Element position data

────

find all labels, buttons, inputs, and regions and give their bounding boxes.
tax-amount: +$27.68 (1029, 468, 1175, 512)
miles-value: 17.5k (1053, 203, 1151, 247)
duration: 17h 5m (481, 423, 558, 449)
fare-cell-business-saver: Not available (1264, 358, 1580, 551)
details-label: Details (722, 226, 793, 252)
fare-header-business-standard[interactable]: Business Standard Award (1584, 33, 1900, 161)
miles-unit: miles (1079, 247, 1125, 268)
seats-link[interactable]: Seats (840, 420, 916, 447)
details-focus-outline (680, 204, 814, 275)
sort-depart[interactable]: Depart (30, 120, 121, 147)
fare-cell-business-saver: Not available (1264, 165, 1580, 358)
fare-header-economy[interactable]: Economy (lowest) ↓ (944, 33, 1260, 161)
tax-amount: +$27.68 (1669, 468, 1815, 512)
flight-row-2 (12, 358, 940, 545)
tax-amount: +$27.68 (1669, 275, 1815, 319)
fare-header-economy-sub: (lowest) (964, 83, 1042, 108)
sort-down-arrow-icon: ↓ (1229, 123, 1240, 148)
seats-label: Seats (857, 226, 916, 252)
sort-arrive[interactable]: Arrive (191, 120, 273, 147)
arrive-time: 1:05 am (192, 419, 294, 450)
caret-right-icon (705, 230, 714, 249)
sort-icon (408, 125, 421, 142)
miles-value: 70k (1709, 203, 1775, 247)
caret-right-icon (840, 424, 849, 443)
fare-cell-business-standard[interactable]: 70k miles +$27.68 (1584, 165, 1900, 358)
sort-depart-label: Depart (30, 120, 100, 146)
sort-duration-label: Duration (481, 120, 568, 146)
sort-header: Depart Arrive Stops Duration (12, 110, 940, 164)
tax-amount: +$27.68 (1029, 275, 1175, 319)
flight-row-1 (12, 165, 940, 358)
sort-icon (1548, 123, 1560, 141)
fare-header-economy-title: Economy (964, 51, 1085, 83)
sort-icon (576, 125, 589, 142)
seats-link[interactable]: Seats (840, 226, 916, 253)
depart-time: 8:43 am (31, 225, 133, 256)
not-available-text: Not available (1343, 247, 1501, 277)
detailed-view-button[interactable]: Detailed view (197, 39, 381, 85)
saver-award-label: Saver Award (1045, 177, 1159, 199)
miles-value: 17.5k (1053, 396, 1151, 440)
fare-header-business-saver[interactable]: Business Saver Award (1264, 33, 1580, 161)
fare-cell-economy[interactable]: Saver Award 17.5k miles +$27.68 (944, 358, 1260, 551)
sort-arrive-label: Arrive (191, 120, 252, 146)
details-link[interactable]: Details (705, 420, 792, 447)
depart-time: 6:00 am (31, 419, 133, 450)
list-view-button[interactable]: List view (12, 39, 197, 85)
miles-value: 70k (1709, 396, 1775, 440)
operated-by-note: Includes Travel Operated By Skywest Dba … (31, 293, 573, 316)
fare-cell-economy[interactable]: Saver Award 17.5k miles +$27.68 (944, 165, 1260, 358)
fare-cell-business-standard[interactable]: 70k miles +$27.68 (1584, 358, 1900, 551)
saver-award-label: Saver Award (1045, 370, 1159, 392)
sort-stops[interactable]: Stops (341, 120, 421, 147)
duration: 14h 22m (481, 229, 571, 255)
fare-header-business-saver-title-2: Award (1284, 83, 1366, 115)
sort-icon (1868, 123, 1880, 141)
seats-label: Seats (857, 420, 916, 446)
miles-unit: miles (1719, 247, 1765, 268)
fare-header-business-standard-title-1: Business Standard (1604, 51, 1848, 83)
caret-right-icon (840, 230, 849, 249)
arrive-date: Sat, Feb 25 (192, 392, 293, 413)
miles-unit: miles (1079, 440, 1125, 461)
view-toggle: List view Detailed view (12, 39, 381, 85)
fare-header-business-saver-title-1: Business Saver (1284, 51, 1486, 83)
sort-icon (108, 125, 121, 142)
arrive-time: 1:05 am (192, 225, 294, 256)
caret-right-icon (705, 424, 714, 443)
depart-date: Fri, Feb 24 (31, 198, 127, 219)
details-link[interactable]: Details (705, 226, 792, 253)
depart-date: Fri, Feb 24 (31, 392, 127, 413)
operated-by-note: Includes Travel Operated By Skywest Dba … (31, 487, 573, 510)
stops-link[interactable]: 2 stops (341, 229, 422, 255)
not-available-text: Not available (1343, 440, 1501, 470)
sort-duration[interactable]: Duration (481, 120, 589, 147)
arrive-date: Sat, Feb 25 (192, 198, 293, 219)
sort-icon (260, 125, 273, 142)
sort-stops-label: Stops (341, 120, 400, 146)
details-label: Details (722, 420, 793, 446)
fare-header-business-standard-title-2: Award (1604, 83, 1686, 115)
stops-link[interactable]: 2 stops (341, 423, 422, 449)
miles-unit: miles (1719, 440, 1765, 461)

────

▶ **EXERCISE INSTRUCTIONS**
Rewrite the records above with every occurrence of "Not available" replaced by "Unavailable", keeping everything else unchanged.

▶ **FULL ANSWER**
find all labels, buttons, inputs, and regions and give their bounding boxes.
tax-amount: +$27.68 (1029, 468, 1175, 512)
miles-value: 17.5k (1053, 203, 1151, 247)
duration: 17h 5m (481, 423, 558, 449)
fare-cell-business-saver: Unavailable (1264, 358, 1580, 551)
details-label: Details (722, 226, 793, 252)
fare-header-business-standard[interactable]: Business Standard Award (1584, 33, 1900, 161)
miles-unit: miles (1079, 247, 1125, 268)
seats-link[interactable]: Seats (840, 420, 916, 447)
details-focus-outline (680, 204, 814, 275)
sort-depart[interactable]: Depart (30, 120, 121, 147)
fare-cell-business-saver: Unavailable (1264, 165, 1580, 358)
fare-header-economy[interactable]: Economy (lowest) ↓ (944, 33, 1260, 161)
tax-amount: +$27.68 (1669, 468, 1815, 512)
flight-row-2 (12, 358, 940, 545)
tax-amount: +$27.68 (1669, 275, 1815, 319)
fare-header-economy-sub: (lowest) (964, 83, 1042, 108)
sort-down-arrow-icon: ↓ (1229, 123, 1240, 148)
seats-label: Seats (857, 226, 916, 252)
sort-arrive[interactable]: Arrive (191, 120, 273, 147)
arrive-time: 1:05 am (192, 419, 294, 450)
caret-right-icon (705, 230, 714, 249)
sort-icon (408, 125, 421, 142)
miles-value: 70k (1709, 203, 1775, 247)
caret-right-icon (840, 424, 849, 443)
fare-cell-business-standard[interactable]: 70k miles +$27.68 (1584, 165, 1900, 358)
sort-depart-label: Depart (30, 120, 100, 146)
sort-duration-label: Duration (481, 120, 568, 146)
sort-header: Depart Arrive Stops Duration (12, 110, 940, 164)
tax-amount: +$27.68 (1029, 275, 1175, 319)
flight-row-1 (12, 165, 940, 358)
sort-icon (1548, 123, 1560, 141)
fare-header-economy-title: Economy (964, 51, 1085, 83)
sort-icon (576, 125, 589, 142)
seats-link[interactable]: Seats (840, 226, 916, 253)
depart-time: 8:43 am (31, 225, 133, 256)
not-available-text: Unavailable (1343, 247, 1501, 277)
detailed-view-button[interactable]: Detailed view (197, 39, 381, 85)
saver-award-label: Saver Award (1045, 177, 1159, 199)
miles-value: 17.5k (1053, 396, 1151, 440)
fare-header-business-saver[interactable]: Business Saver Award (1264, 33, 1580, 161)
fare-cell-economy[interactable]: Saver Award 17.5k miles +$27.68 (944, 358, 1260, 551)
sort-arrive-label: Arrive (191, 120, 252, 146)
details-link[interactable]: Details (705, 420, 792, 447)
depart-time: 6:00 am (31, 419, 133, 450)
list-view-button[interactable]: List view (12, 39, 197, 85)
miles-value: 70k (1709, 396, 1775, 440)
operated-by-note: Includes Travel Operated By Skywest Dba … (31, 293, 573, 316)
fare-cell-economy[interactable]: Saver Award 17.5k miles +$27.68 (944, 165, 1260, 358)
fare-cell-business-standard[interactable]: 70k miles +$27.68 (1584, 358, 1900, 551)
saver-award-label: Saver Award (1045, 370, 1159, 392)
sort-stops[interactable]: Stops (341, 120, 421, 147)
duration: 14h 22m (481, 229, 571, 255)
fare-header-business-saver-title-2: Award (1284, 83, 1366, 115)
sort-icon (1868, 123, 1880, 141)
seats-label: Seats (857, 420, 916, 446)
miles-unit: miles (1719, 247, 1765, 268)
fare-header-business-standard-title-1: Business Standard (1604, 51, 1848, 83)
caret-right-icon (840, 230, 849, 249)
arrive-date: Sat, Feb 25 (192, 392, 293, 413)
miles-unit: miles (1079, 440, 1125, 461)
view-toggle: List view Detailed view (12, 39, 381, 85)
fare-header-business-saver-title-1: Business Saver (1284, 51, 1486, 83)
sort-icon (108, 125, 121, 142)
arrive-time: 1:05 am (192, 225, 294, 256)
caret-right-icon (705, 424, 714, 443)
depart-date: Fri, Feb 24 (31, 198, 127, 219)
details-link[interactable]: Details (705, 226, 792, 253)
depart-date: Fri, Feb 24 (31, 392, 127, 413)
operated-by-note: Includes Travel Operated By Skywest Dba … (31, 487, 573, 510)
stops-link[interactable]: 2 stops (341, 229, 422, 255)
not-available-text: Unavailable (1343, 440, 1501, 470)
sort-duration[interactable]: Duration (481, 120, 589, 147)
arrive-date: Sat, Feb 25 (192, 198, 293, 219)
sort-icon (260, 125, 273, 142)
sort-stops-label: Stops (341, 120, 400, 146)
details-label: Details (722, 420, 793, 446)
fare-header-business-standard-title-2: Award (1604, 83, 1686, 115)
stops-link[interactable]: 2 stops (341, 423, 422, 449)
miles-unit: miles (1719, 440, 1765, 461)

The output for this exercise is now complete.